» Exercise prompt: Retype the whole listing below, character for character.

--------------------

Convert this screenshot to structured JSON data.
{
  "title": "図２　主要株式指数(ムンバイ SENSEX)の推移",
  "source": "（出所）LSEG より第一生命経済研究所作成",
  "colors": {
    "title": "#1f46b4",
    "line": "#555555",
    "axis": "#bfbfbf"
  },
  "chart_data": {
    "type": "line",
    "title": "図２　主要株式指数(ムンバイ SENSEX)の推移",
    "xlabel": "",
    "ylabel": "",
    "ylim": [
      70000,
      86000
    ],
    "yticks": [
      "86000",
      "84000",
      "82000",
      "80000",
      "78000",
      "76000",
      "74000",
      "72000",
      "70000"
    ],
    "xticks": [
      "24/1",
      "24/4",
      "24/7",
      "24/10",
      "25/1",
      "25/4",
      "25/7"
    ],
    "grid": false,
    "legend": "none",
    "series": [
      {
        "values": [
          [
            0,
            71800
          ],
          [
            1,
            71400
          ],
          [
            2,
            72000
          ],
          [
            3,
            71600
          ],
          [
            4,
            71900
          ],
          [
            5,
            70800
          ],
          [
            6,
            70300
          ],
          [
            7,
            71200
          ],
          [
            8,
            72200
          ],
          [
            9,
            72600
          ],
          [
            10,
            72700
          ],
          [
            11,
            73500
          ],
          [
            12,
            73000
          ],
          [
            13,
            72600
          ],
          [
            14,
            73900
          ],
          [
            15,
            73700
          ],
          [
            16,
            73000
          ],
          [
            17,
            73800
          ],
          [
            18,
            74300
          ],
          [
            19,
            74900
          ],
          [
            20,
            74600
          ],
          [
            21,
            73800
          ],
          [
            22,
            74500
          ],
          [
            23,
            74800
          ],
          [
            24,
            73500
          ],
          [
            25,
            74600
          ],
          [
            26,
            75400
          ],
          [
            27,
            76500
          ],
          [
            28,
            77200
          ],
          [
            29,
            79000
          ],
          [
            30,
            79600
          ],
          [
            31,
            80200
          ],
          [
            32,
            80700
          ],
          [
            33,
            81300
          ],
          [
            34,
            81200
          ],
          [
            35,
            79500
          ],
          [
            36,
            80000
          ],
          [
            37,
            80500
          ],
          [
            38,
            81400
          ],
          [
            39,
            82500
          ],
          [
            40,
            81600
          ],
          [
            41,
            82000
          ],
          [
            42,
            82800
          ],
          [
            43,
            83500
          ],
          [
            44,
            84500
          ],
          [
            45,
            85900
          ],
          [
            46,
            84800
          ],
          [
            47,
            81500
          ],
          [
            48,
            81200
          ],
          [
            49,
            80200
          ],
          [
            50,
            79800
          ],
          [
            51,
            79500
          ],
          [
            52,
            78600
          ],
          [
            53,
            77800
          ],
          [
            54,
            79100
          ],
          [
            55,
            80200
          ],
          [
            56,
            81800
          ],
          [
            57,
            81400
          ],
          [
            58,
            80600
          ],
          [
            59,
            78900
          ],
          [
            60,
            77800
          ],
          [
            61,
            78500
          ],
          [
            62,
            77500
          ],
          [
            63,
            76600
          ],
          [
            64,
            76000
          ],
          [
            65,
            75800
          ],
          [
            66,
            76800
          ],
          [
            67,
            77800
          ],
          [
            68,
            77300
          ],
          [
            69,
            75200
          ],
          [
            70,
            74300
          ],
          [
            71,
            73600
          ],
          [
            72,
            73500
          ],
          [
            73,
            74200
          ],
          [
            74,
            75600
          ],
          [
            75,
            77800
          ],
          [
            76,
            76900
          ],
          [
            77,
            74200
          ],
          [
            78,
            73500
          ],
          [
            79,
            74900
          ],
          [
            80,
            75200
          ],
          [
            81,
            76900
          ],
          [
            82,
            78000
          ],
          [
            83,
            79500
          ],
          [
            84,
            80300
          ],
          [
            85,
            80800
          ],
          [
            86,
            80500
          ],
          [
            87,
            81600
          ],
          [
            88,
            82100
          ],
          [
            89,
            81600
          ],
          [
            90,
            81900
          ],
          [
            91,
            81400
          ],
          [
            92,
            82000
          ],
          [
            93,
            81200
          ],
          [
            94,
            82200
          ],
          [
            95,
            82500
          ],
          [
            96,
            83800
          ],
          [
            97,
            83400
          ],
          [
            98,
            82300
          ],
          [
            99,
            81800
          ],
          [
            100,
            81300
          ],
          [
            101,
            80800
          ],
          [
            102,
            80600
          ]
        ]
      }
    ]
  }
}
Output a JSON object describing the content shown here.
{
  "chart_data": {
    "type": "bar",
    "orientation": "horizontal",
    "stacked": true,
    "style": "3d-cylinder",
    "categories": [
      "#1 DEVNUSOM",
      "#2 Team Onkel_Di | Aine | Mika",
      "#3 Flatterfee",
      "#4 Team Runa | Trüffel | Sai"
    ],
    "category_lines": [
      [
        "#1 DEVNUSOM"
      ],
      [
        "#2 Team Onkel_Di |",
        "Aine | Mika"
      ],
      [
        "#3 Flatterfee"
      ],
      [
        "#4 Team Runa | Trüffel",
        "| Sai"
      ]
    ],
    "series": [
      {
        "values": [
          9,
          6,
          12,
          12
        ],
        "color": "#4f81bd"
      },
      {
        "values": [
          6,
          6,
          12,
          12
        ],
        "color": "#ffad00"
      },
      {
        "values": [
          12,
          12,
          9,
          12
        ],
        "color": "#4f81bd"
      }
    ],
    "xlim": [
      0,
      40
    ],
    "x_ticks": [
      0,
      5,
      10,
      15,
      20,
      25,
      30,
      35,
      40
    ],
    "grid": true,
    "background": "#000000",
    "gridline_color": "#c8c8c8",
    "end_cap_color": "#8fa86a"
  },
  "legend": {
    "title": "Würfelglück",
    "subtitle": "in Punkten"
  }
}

--------------------

» Result for this task:
Convert this screenshot to structured JSON data.
{
  "title": "図２　主要株式指数(ムンバイ SENSEX)の推移",
  "source": "（出所）LSEG より第一生命経済研究所作成",
  "colors": {
    "title": "#1f46b4",
    "line": "#555555",
    "axis": "#bfbfbf"
  },
  "chart_data": {
    "type": "line",
    "title": "図２　主要株式指数(ムンバイ SENSEX)の推移",
    "xlabel": "",
    "ylabel": "",
    "ylim": [
      70000,
      86000
    ],
    "yticks": [
      "86000",
      "84000",
      "82000",
      "80000",
      "78000",
      "76000",
      "74000",
      "72000",
      "70000"
    ],
    "xticks": [
      "24/1",
      "24/4",
      "24/7",
      "24/10",
      "25/1",
      "25/4",
      "25/7"
    ],
    "grid": false,
    "legend": "none",
    "series": [
      {
        "values": [
          [
            0,
            71800
          ],
          [
            1,
            71400
          ],
          [
            2,
            72000
          ],
          [
            3,
            71600
          ],
          [
            4,
            71900
          ],
          [
            5,
            70800
          ],
          [
            6,
            70300
          ],
          [
            7,
            71200
          ],
          [
            8,
            72200
          ],
          [
            9,
            72600
          ],
          [
            10,
            72700
          ],
          [
            11,
            73500
          ],
          [
            12,
            73000
          ],
          [
            13,
            72600
          ],
          [
            14,
            73900
          ],
          [
            15,
            73700
          ],
          [
            16,
            73000
          ],
          [
            17,
            73800
          ],
          [
            18,
            74300
          ],
          [
            19,
            74900
          ],
          [
            20,
            74600
          ],
          [
            21,
            73800
          ],
          [
            22,
            74500
          ],
          [
            23,
            74800
          ],
          [
            24,
            73500
          ],
          [
            25,
            74600
          ],
          [
            26,
            75400
          ],
          [
            27,
            76500
          ],
          [
            28,
            77200
          ],
          [
            29,
            79000
          ],
          [
            30,
            79600
          ],
          [
            31,
            80200
          ],
          [
            32,
            80700
          ],
          [
            33,
            81300
          ],
          [
            34,
            81200
          ],
          [
            35,
            79500
          ],
          [
            36,
            80000
          ],
          [
            37,
            80500
          ],
          [
            38,
            81400
          ],
          [
            39,
            82500
          ],
          [
            40,
            81600
          ],
          [
            41,
            82000
          ],
          [
            42,
            82800
          ],
          [
            43,
            83500
          ],
          [
            44,
            84500
          ],
          [
            45,
            85900
          ],
          [
            46,
            84800
          ],
          [
            47,
            81500
          ],
          [
            48,
            81200
          ],
          [
            49,
            80200
          ],
          [
            50,
            79800
          ],
          [
            51,
            79500
          ],
          [
            52,
            78600
          ],
          [
            53,
            77800
          ],
          [
            54,
            79100
          ],
          [
            55,
            80200
          ],
          [
            56,
            81800
          ],
          [
            57,
            81400
          ],
          [
            58,
            80600
          ],
          [
            59,
            78900
          ],
          [
            60,
            77800
          ],
          [
            61,
            78500
          ],
          [
            62,
            77500
          ],
          [
            63,
            76600
          ],
          [
            64,
            76000
          ],
          [
            65,
            75800
          ],
          [
            66,
            76800
          ],
          [
            67,
            77800
          ],
          [
            68,
            77300
          ],
          [
            69,
            75200
          ],
          [
            70,
            74300
          ],
          [
            71,
            73600
          ],
          [
            72,
            73500
          ],
          [
            73,
            74200
          ],
          [
            74,
            75600
          ],
          [
            75,
            77800
          ],
          [
            76,
            76900
          ],
          [
            77,
            74200
          ],
          [
            78,
            73500
          ],
          [
            79,
            74900
          ],
          [
            80,
            75200
          ],
          [
            81,
            76900
          ],
          [
            82,
            78000
          ],
          [
            83,
            79500
          ],
          [
            84,
            80300
          ],
          [
            85,
            80800
          ],
          [
            86,
            80500
          ],
          [
            87,
            81600
          ],
          [
            88,
            82100
          ],
          [
            89,
            81600
          ],
          [
            90,
            81900
          ],
          [
            91,
            81400
          ],
          [
            92,
            82000
          ],
          [
            93,
            81200
          ],
          [
            94,
            82200
          ],
          [
            95,
            82500
          ],
          [
            96,
            83800
          ],
          [
            97,
            83400
          ],
          [
            98,
            82300
          ],
          [
            99,
            81800
          ],
          [
            100,
            81300
          ],
          [
            101,
            80800
          ],
          [
            102,
            80600
          ]
        ]
      }
    ]
  }
}
Output a JSON object describing the content shown here.
{
  "chart_data": {
    "type": "bar",
    "orientation": "horizontal",
    "stacked": true,
    "style": "3d-cylinder",
    "categories": [
      "#1 DEVNUSOM",
      "#2 Team Onkel_Di | Aine | Mika",
      "#3 Flatterfee",
      "#4 Team Runa | Trüffel | Sai"
    ],
    "category_lines": [
      [
        "#1 DEVNUSOM"
      ],
      [
        "#2 Team Onkel_Di |",
        "Aine | Mika"
      ],
      [
        "#3 Flatterfee"
      ],
      [
        "#4 Team Runa | Trüffel",
        "| Sai"
      ]
    ],
    "series": [
      {
        "values": [
          9,
          6,
          12,
          12
        ],
        "color": "#4f81bd"
      },
      {
        "values": [
          6,
          6,
          12,
          12
        ],
        "color": "#ffad00"
      },
      {
        "values": [
          12,
          12,
          9,
          12
        ],
        "color": "#4f81bd"
      }
    ],
    "xlim": [
      0,
      40
    ],
    "x_ticks": [
      0,
      5,
      10,
      15,
      20,
      25,
      30,
      35,
      40
    ],
    "grid": true,
    "background": "#000000",
    "gridline_color": "#c8c8c8",
    "end_cap_color": "#8fa86a"
  },
  "legend": {
    "title": "Würfelglück",
    "subtitle": "in Punkten"
  }
}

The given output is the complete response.